Exclude the pictures; give every entry again exactly as written.

Data records:
— Begin —

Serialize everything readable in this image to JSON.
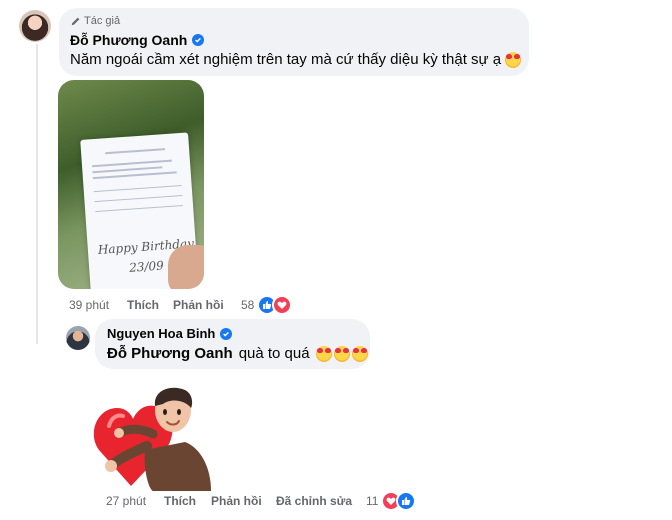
{
  "comment1": {
    "author_badge": "Tác giả",
    "author": "Đỗ Phương Oanh",
    "text": "Năm ngoái cầm xét nghiệm trên tay mà cứ thấy diệu kỳ thật sự ạ",
    "emoji": "smiling-face-with-hearts",
    "photo": {
      "alt_text_lines": [
        "Happy Birthday",
        "23/09"
      ]
    },
    "time": "39 phút",
    "like_label": "Thích",
    "reply_label": "Phản hồi",
    "reaction_count": "58",
    "reactions": [
      "like",
      "love"
    ]
  },
  "comment2": {
    "author": "Nguyen Hoa Binh",
    "mention": "Đỗ Phương Oanh",
    "text": "quà to quá",
    "emojis": [
      "smiling-face-with-hearts",
      "smiling-face-with-hearts",
      "smiling-face-with-hearts"
    ],
    "sticker": "heart-hug-sticker"
  },
  "comment3": {
    "time": "27 phút",
    "like_label": "Thích",
    "reply_label": "Phản hồi",
    "edited_label": "Đã chỉnh sửa",
    "reaction_count": "11",
    "reactions": [
      "love",
      "like"
    ]
  },
  "colors": {
    "bubble": "#f0f2f5",
    "meta_text": "#65676b",
    "like_blue": "#1877f2",
    "love_red": "#f33e58"
  }
}
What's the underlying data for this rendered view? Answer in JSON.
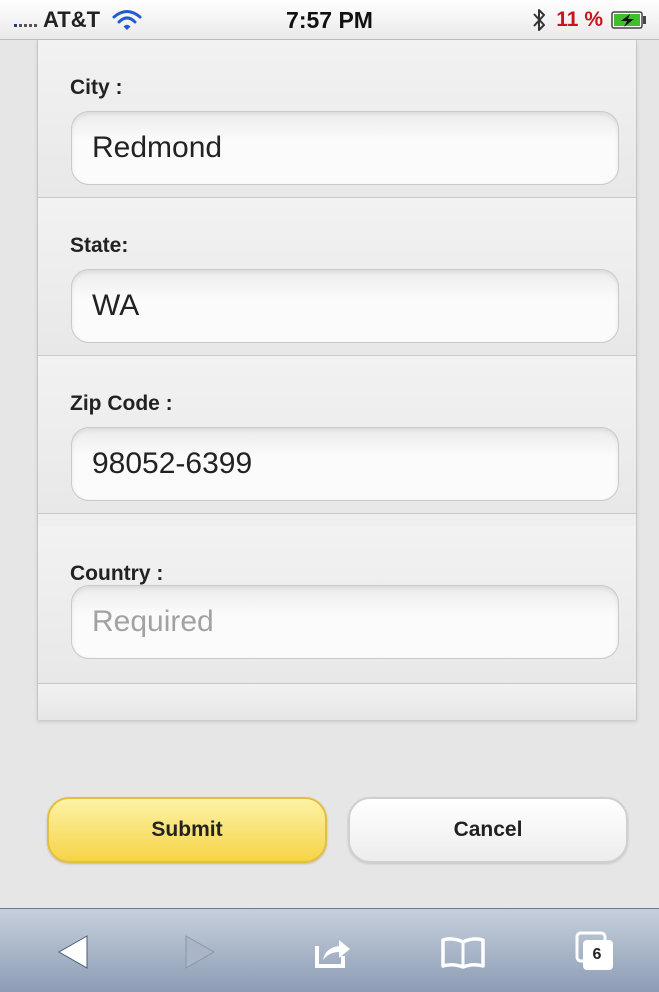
{
  "status_bar": {
    "carrier": "AT&T",
    "time": "7:57 PM",
    "battery_percent": "11 %",
    "colors": {
      "battery_text": "#c8141c",
      "battery_charging": "#3fbf2a"
    }
  },
  "form": {
    "fields": [
      {
        "label": "City :",
        "value": "Redmond",
        "placeholder": ""
      },
      {
        "label": "State:",
        "value": "WA",
        "placeholder": ""
      },
      {
        "label": "Zip Code :",
        "value": "98052-6399",
        "placeholder": ""
      },
      {
        "label": "Country :",
        "value": "",
        "placeholder": "Required"
      }
    ]
  },
  "buttons": {
    "submit_label": "Submit",
    "cancel_label": "Cancel",
    "colors": {
      "submit_bg": "#f6d447",
      "cancel_bg": "#ffffff"
    }
  },
  "toolbar": {
    "icons": [
      "back-arrow-icon",
      "forward-arrow-icon",
      "share-icon",
      "bookmarks-book-icon",
      "tabs-icon"
    ],
    "tab_count": "6"
  }
}
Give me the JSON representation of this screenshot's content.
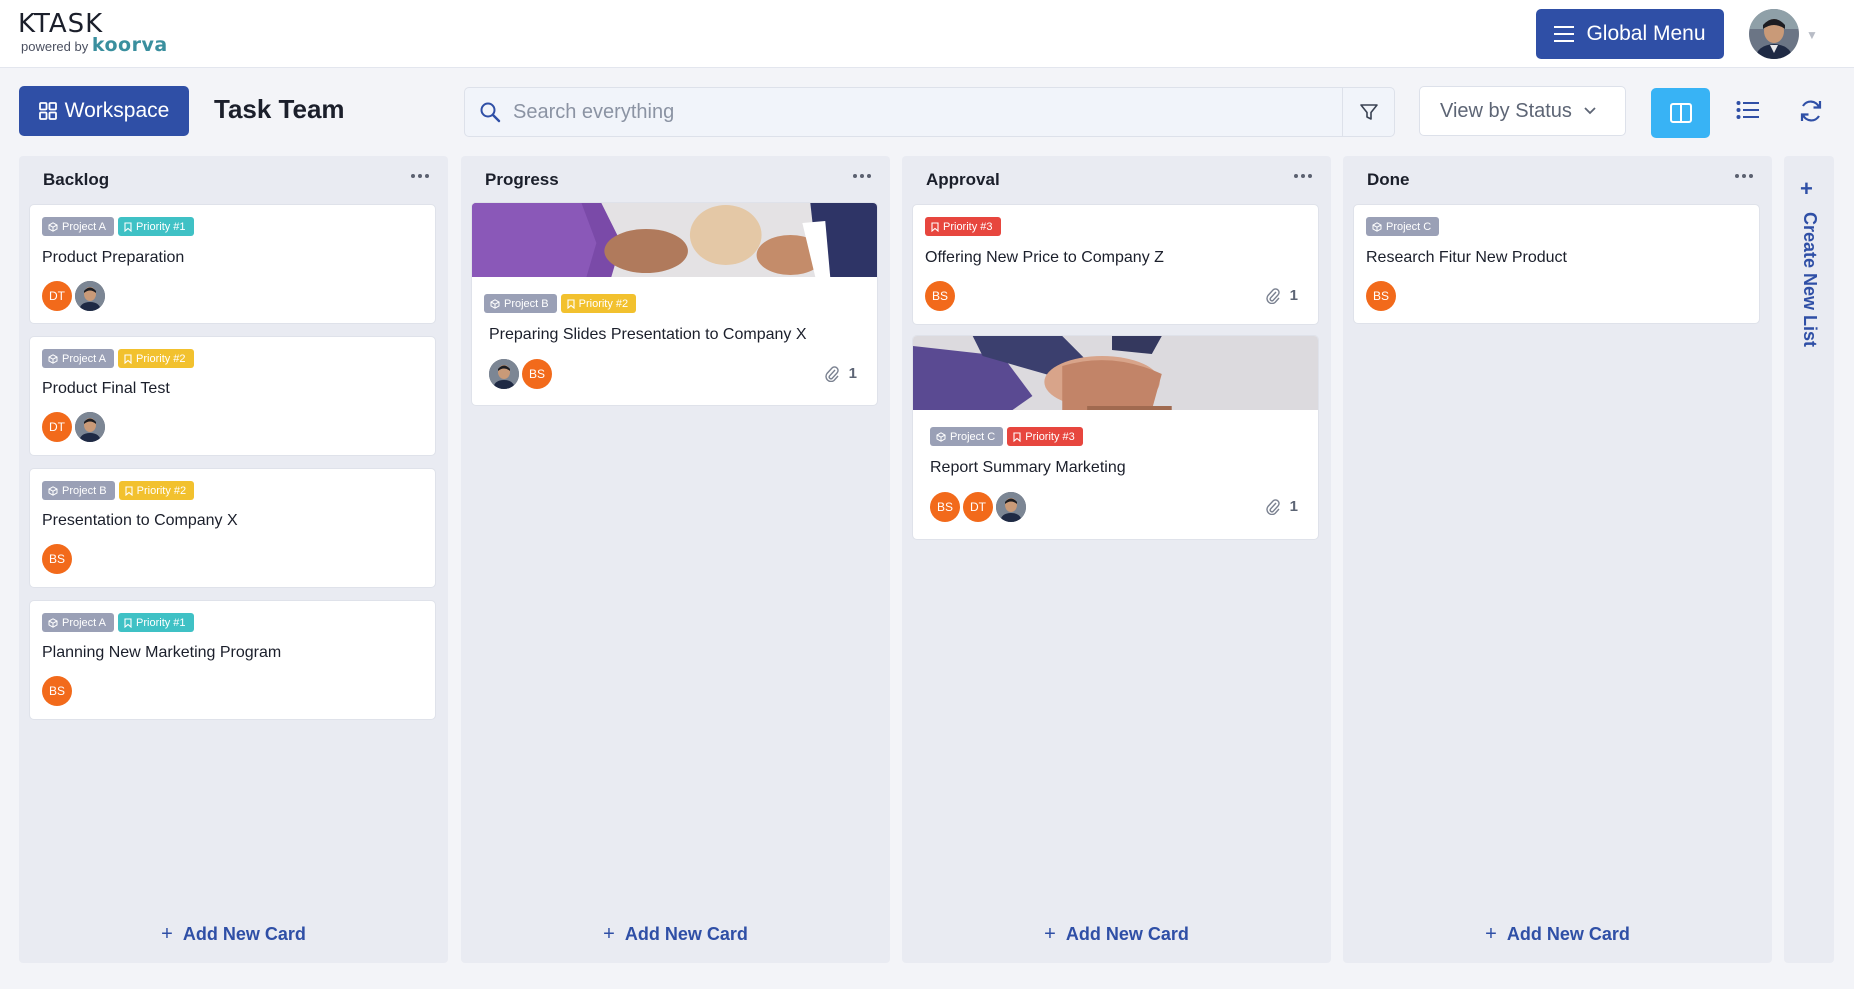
{
  "brand": {
    "name": "KTASK",
    "powered_by": "powered by",
    "partner": "koorva"
  },
  "header": {
    "global_menu_label": "Global Menu",
    "hamburger_icon": "menu-icon",
    "avatar_icon": "user-avatar"
  },
  "toolbar": {
    "workspace_label": "Workspace",
    "team_title": "Task Team",
    "search_placeholder": "Search everything",
    "view_select_label": "View by Status"
  },
  "colors": {
    "primary": "#2f4fa6",
    "accent": "#38b3f5",
    "avatar_orange": "#f26a1b",
    "priority1": "#3fc1c5",
    "priority2": "#f2c12e",
    "priority3": "#e7463e",
    "project": "#9aa0b6"
  },
  "columns": [
    {
      "title": "Backlog",
      "add_card_label": "Add New Card",
      "cards": [
        {
          "tags": [
            "Project A",
            "Priority #1"
          ],
          "title": "Product Preparation",
          "avatars": [
            "DT",
            "photo"
          ]
        },
        {
          "tags": [
            "Project A",
            "Priority #2"
          ],
          "title": "Product Final Test",
          "avatars": [
            "DT",
            "photo"
          ]
        },
        {
          "tags": [
            "Project B",
            "Priority #2"
          ],
          "title": "Presentation to Company X",
          "avatars": [
            "BS"
          ]
        },
        {
          "tags": [
            "Project A",
            "Priority #1"
          ],
          "title": "Planning New Marketing Program",
          "avatars": [
            "BS"
          ]
        }
      ]
    },
    {
      "title": "Progress",
      "add_card_label": "Add New Card",
      "cards": [
        {
          "cover": "fist-bump-image",
          "tags": [
            "Project B",
            "Priority #2"
          ],
          "title": "Preparing Slides Presentation to Company X",
          "avatars": [
            "photo",
            "BS"
          ],
          "attachments": "1"
        }
      ]
    },
    {
      "title": "Approval",
      "add_card_label": "Add New Card",
      "cards": [
        {
          "tags": [
            "Priority #3"
          ],
          "title": "Offering New Price to Company Z",
          "avatars": [
            "BS"
          ],
          "attachments": "1"
        },
        {
          "cover": "stacked-hands-image",
          "tags": [
            "Project C",
            "Priority #3"
          ],
          "title": "Report Summary Marketing",
          "avatars": [
            "BS",
            "DT",
            "photo"
          ],
          "attachments": "1"
        }
      ]
    },
    {
      "title": "Done",
      "add_card_label": "Add New Card",
      "cards": [
        {
          "tags": [
            "Project C"
          ],
          "title": "Research Fitur New Product",
          "avatars": [
            "BS"
          ]
        }
      ]
    }
  ],
  "create_list_label": "Create New List"
}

— End —

Solution to this task:
Serialize everything readable in this image to JSON.
{
  "comment1": {
    "author_badge": "Tác giả",
    "author": "Đỗ Phương Oanh",
    "text": "Năm ngoái cầm xét nghiệm trên tay mà cứ thấy diệu kỳ thật sự ạ",
    "emoji": "smiling-face-with-hearts",
    "photo": {
      "alt_text_lines": [
        "Happy Birthday",
        "23/09"
      ]
    },
    "time": "39 phút",
    "like_label": "Thích",
    "reply_label": "Phản hồi",
    "reaction_count": "58",
    "reactions": [
      "like",
      "love"
    ]
  },
  "comment2": {
    "author": "Nguyen Hoa Binh",
    "mention": "Đỗ Phương Oanh",
    "text": "quà to quá",
    "emojis": [
      "smiling-face-with-hearts",
      "smiling-face-with-hearts",
      "smiling-face-with-hearts"
    ],
    "sticker": "heart-hug-sticker"
  },
  "comment3": {
    "time": "27 phút",
    "like_label": "Thích",
    "reply_label": "Phản hồi",
    "edited_label": "Đã chỉnh sửa",
    "reaction_count": "11",
    "reactions": [
      "love",
      "like"
    ]
  },
  "colors": {
    "bubble": "#f0f2f5",
    "meta_text": "#65676b",
    "like_blue": "#1877f2",
    "love_red": "#f33e58"
  }
}
What's the underlying data for this rendered view? Answer in JSON.
{
  "status_bar": {
    "carrier": "AT&T",
    "time": "7:57 PM",
    "battery_percent": "11 %",
    "colors": {
      "battery_text": "#c8141c",
      "battery_charging": "#3fbf2a"
    }
  },
  "form": {
    "fields": [
      {
        "label": "City :",
        "value": "Redmond",
        "placeholder": ""
      },
      {
        "label": "State:",
        "value": "WA",
        "placeholder": ""
      },
      {
        "label": "Zip Code :",
        "value": "98052-6399",
        "placeholder": ""
      },
      {
        "label": "Country :",
        "value": "",
        "placeholder": "Required"
      }
    ]
  },
  "buttons": {
    "submit_label": "Submit",
    "cancel_label": "Cancel",
    "colors": {
      "submit_bg": "#f6d447",
      "cancel_bg": "#ffffff"
    }
  },
  "toolbar": {
    "icons": [
      "back-arrow-icon",
      "forward-arrow-icon",
      "share-icon",
      "bookmarks-book-icon",
      "tabs-icon"
    ],
    "tab_count": "6"
  }
}
Give me the JSON representation of this screenshot's content.
{
  "brand": {
    "name": "KTASK",
    "powered_by": "powered by",
    "partner": "koorva"
  },
  "header": {
    "global_menu_label": "Global Menu",
    "hamburger_icon": "menu-icon",
    "avatar_icon": "user-avatar"
  },
  "toolbar": {
    "workspace_label": "Workspace",
    "team_title": "Task Team",
    "search_placeholder": "Search everything",
    "view_select_label": "View by Status"
  },
  "colors": {
    "primary": "#2f4fa6",
    "accent": "#38b3f5",
    "avatar_orange": "#f26a1b",
    "priority1": "#3fc1c5",
    "priority2": "#f2c12e",
    "priority3": "#e7463e",
    "project": "#9aa0b6"
  },
  "columns": [
    {
      "title": "Backlog",
      "add_card_label": "Add New Card",
      "cards": [
        {
          "tags": [
            "Project A",
            "Priority #1"
          ],
          "title": "Product Preparation",
          "avatars": [
            "DT",
            "photo"
          ]
        },
        {
          "tags": [
            "Project A",
            "Priority #2"
          ],
          "title": "Product Final Test",
          "avatars": [
            "DT",
            "photo"
          ]
        },
        {
          "tags": [
            "Project B",
            "Priority #2"
          ],
          "title": "Presentation to Company X",
          "avatars": [
            "BS"
          ]
        },
        {
          "tags": [
            "Project A",
            "Priority #1"
          ],
          "title": "Planning New Marketing Program",
          "avatars": [
            "BS"
          ]
        }
      ]
    },
    {
      "title": "Progress",
      "add_card_label": "Add New Card",
      "cards": [
        {
          "cover": "fist-bump-image",
          "tags": [
            "Project B",
            "Priority #2"
          ],
          "title": "Preparing Slides Presentation to Company X",
          "avatars": [
            "photo",
            "BS"
          ],
          "attachments": "1"
        }
      ]
    },
    {
      "title": "Approval",
      "add_card_label": "Add New Card",
      "cards": [
        {
          "tags": [
            "Priority #3"
          ],
          "title": "Offering New Price to Company Z",
          "avatars": [
            "BS"
          ],
          "attachments": "1"
        },
        {
          "cover": "stacked-hands-image",
          "tags": [
            "Project C",
            "Priority #3"
          ],
          "title": "Report Summary Marketing",
          "avatars": [
            "BS",
            "DT",
            "photo"
          ],
          "attachments": "1"
        }
      ]
    },
    {
      "title": "Done",
      "add_card_label": "Add New Card",
      "cards": [
        {
          "tags": [
            "Project C"
          ],
          "title": "Research Fitur New Product",
          "avatars": [
            "BS"
          ]
        }
      ]
    }
  ],
  "create_list_label": "Create New List"
}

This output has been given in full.